═══ Provided data

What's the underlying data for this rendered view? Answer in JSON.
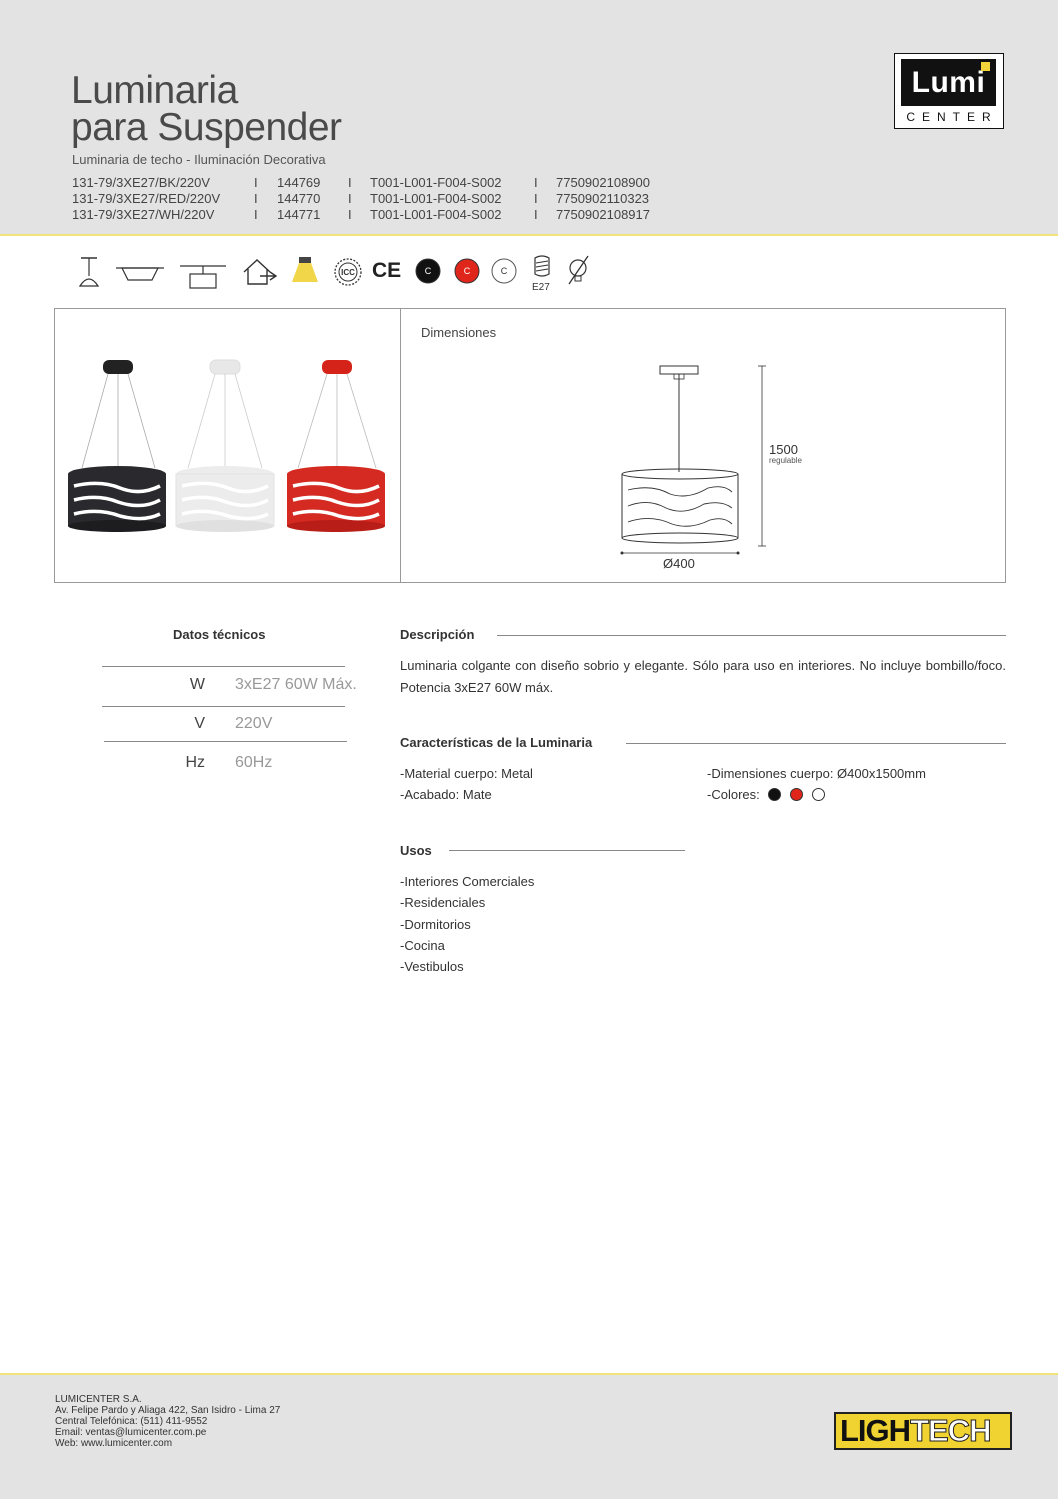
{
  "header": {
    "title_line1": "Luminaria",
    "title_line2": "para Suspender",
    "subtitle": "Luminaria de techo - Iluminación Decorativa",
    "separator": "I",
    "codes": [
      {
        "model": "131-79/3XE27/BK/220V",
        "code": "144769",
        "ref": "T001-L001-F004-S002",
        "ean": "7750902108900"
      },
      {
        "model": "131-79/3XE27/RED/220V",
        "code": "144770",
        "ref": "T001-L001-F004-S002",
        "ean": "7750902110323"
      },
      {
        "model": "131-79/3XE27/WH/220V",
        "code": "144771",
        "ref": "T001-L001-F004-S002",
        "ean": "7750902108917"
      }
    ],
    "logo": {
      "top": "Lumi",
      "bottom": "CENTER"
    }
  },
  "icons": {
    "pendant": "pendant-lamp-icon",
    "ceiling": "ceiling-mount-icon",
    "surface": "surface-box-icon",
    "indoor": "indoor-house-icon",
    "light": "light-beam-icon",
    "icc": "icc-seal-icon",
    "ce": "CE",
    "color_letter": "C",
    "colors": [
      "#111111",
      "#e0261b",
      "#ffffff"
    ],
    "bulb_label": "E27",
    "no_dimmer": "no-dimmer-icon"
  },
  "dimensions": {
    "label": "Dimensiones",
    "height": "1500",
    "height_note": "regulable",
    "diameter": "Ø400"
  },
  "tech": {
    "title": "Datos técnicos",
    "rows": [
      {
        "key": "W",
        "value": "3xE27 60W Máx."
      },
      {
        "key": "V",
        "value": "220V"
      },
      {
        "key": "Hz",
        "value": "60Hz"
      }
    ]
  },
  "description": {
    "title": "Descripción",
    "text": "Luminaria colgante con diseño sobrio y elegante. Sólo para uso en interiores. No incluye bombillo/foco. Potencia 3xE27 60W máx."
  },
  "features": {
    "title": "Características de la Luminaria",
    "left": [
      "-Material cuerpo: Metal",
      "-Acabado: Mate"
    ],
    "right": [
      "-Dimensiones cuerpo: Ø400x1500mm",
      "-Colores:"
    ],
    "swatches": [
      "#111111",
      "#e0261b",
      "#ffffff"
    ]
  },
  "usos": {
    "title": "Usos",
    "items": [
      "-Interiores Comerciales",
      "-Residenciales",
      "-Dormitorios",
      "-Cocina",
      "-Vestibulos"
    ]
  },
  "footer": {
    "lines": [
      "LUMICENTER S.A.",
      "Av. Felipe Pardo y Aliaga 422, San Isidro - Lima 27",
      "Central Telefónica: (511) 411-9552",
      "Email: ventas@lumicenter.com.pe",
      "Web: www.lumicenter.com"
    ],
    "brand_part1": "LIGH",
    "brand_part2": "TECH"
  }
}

══════

- [Given instruction]: In the entries above, find every line holding the word "value" and copy it out.

- [Exercise result]:
        "value": "3xE27 60W Máx."
        "value": "220V"
        "value": "60Hz"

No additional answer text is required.